PAGE TEXT
- - -

You can do this in minidom:
import xml.dom.minidom as minidom
def getChild(n,v):
for child in n.childNodes:
if child.localName==v:
yield child
xmldoc = minidom.parse('test.xml')
person = getChild(xmldoc, 'list')
for p in person:
for v in getChild(p,'person'):
attr = v.getAttributeNode('id')
if attr:
print attr.nodeValue.strip()
This prints id of person nodes:
1
2
use element tree check this element tree
import xml.etree.ElementTree as ET
tree = ET.parse('a.xml')
root = tree.getroot()
for person in root.findall('person'):
name = person.find('name').text
try:
city = person.find('city').text
except:
continue
print name, city
for id u can get it by id= person.get('id')
output:Smith New York
Using lxml, you can use xpath to get in one step what you need:
from lxml import etree
xmlstr = """

- - -

TO DO
[1] Answer these questions from the thread on parsing XML in Python:
(a) Under what name is xml.dom.minidom imported in the first snippet?
(b) What output is shown for the ElementTree snippet?
(c) What can be used with lxml to get what is needed in one step?
[2] Continue the thread on parsing XML in Python from where it stops.

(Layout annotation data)
- - -

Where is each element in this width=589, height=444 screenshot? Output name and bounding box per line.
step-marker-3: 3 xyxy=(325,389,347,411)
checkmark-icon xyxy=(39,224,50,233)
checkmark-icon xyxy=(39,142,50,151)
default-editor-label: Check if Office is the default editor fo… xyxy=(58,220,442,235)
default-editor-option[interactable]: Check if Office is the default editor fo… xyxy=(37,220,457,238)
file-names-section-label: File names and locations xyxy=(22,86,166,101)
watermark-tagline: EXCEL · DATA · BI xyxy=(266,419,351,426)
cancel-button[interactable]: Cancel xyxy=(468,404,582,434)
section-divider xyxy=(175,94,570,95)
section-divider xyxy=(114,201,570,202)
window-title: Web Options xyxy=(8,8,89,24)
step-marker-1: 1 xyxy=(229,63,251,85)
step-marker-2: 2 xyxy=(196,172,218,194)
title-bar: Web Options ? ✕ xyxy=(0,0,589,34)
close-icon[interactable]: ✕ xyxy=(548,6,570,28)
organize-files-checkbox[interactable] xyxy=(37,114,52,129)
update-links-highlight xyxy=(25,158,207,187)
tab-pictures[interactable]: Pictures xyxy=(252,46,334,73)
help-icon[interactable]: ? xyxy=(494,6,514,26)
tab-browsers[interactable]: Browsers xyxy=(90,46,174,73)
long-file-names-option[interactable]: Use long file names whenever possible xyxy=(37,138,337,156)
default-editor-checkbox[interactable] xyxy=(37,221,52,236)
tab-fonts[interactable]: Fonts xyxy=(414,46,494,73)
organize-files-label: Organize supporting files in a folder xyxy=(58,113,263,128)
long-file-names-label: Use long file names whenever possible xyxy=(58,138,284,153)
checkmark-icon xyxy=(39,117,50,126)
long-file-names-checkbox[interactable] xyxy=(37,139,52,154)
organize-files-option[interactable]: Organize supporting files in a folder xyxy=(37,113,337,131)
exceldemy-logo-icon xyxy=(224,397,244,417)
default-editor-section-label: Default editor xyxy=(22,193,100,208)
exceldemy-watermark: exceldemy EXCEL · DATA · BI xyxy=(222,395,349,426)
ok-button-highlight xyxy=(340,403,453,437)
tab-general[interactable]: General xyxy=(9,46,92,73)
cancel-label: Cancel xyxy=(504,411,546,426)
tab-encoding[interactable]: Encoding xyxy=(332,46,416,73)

- - -

RESPONSES BY TASK
[1]
(a) minidom
(b) Smith New York
(c) xpath

[2]
<list>
<person id="1">
<name>Smith</name>
<city>New York</city>
</person>
<person id="2">
<name>Pitt</name>
</person>
</list>
"""
xml = etree.fromstring(xmlstr)
xp = "//person[city]"
for person in xml.xpath(xp):
print etree.tostring(person)
lxml is external python package, but is so useful, that to me it is always worth to install.
xpath is searching for any (//) element person having (declared by content of []) subelement city.